→ Exercise:
Will you extract the entries word for word? Images should not appear in the copy.

→ Exercise materials:
+--

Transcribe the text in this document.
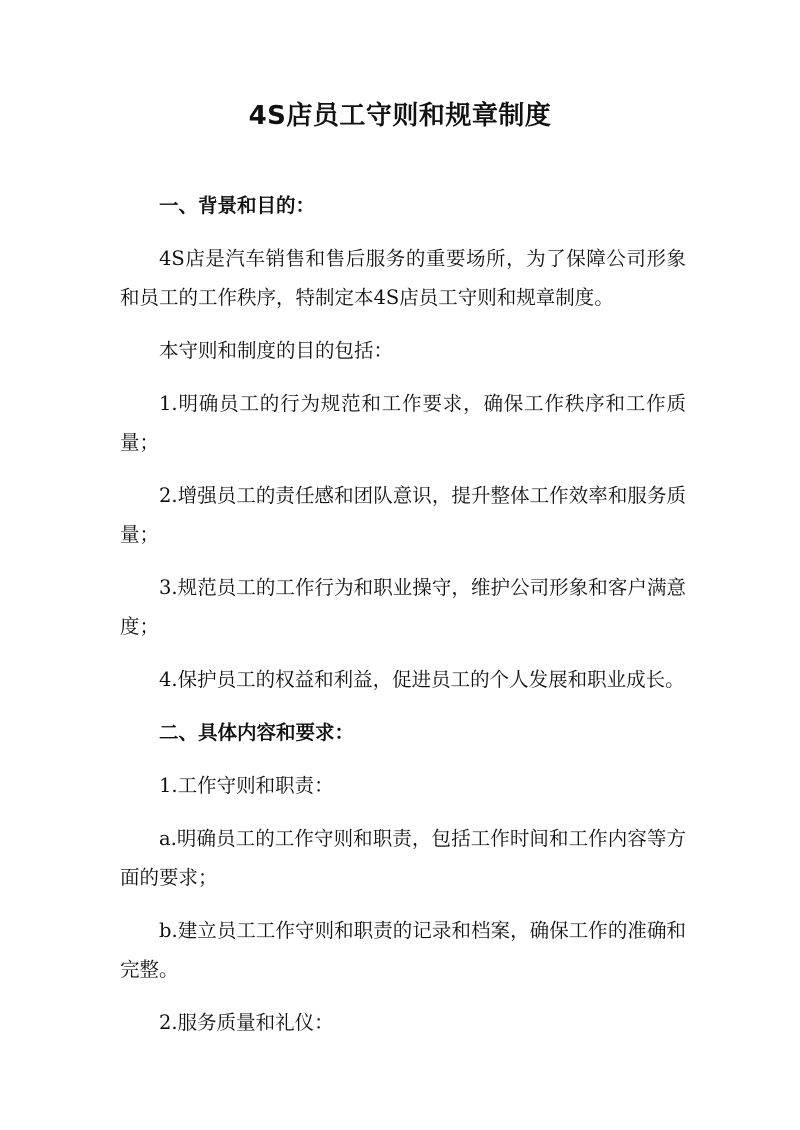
4S店员工守则和规章制度
一、背景和目的：

4S店是汽车销售和售后服务的重要场所，为了保障公司形象和员工的工作秩序，特制定本4S店员工守则和规章制度。

本守则和制度的目的包括：

1.明确员工的行为规范和工作要求，确保工作秩序和工作质量；

2.增强员工的责任感和团队意识，提升整体工作效率和服务质量；

3.规范员工的工作行为和职业操守，维护公司形象和客户满意度；

4.保护员工的权益和利益，促进员工的个人发展和职业成长。

二、具体内容和要求：

1.工作守则和职责：

a.明确员工的工作守则和职责，包括工作时间和工作内容等方面的要求；

b.建立员工工作守则和职责的记录和档案，确保工作的准确和完整。

2.服务质量和礼仪：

+--

→ Answer for this exercise:
Transcribe the text in this document.
4S店员工守则和规章制度
一、背景和目的：

4S店是汽车销售和售后服务的重要场所，为了保障公司形象和员工的工作秩序，特制定本4S店员工守则和规章制度。

本守则和制度的目的包括：

1.明确员工的行为规范和工作要求，确保工作秩序和工作质量；

2.增强员工的责任感和团队意识，提升整体工作效率和服务质量；

3.规范员工的工作行为和职业操守，维护公司形象和客户满意度；

4.保护员工的权益和利益，促进员工的个人发展和职业成长。

二、具体内容和要求：

1.工作守则和职责：

a.明确员工的工作守则和职责，包括工作时间和工作内容等方面的要求；

b.建立员工工作守则和职责的记录和档案，确保工作的准确和完整。

2.服务质量和礼仪：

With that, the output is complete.